Go through the lines below. Copy those with "series".

Entries with figure data:
********************
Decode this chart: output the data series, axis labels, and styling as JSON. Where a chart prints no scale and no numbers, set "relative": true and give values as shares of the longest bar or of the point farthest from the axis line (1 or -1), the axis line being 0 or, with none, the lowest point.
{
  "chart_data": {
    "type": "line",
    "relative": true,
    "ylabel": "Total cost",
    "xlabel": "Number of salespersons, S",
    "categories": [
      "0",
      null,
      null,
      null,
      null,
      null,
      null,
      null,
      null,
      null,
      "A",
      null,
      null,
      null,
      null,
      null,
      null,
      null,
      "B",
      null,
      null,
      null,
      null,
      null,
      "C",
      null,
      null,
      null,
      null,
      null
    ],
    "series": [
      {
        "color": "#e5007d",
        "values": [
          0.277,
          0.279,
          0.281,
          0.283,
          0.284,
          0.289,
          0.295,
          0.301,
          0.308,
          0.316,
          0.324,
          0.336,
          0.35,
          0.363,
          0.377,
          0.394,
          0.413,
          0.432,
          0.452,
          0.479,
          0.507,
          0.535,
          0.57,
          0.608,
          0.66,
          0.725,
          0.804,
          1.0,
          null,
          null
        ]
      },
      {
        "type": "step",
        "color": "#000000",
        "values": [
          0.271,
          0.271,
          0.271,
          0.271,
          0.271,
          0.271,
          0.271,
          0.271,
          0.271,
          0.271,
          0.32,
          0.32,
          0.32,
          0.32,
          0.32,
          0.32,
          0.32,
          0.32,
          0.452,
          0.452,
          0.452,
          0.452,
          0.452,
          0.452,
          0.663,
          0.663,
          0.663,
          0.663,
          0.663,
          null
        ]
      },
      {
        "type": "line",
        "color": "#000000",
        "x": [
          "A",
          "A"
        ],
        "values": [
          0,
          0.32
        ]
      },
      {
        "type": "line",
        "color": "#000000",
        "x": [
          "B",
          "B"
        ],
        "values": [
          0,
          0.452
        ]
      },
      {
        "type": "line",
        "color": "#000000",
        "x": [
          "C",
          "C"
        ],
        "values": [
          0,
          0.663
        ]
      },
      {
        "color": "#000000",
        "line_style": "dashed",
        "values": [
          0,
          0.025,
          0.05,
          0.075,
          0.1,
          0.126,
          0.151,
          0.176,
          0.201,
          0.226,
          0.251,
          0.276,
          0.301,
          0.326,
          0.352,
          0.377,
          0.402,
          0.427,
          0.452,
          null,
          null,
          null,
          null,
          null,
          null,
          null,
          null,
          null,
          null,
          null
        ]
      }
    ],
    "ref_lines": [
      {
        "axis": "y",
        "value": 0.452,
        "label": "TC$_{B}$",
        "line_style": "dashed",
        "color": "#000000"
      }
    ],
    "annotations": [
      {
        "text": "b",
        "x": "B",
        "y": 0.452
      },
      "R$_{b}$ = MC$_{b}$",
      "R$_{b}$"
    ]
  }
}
********************
Output of the exercise:
Decode this chart: output the data series, axis labels, and styling as JSON. Where a chart prints no scale and no numbers, set "relative": true and give values as shares of the longest bar or of the point farthest from the axis line (1 or -1), the axis line being 0 or, with none, the lowest point.
    "series": [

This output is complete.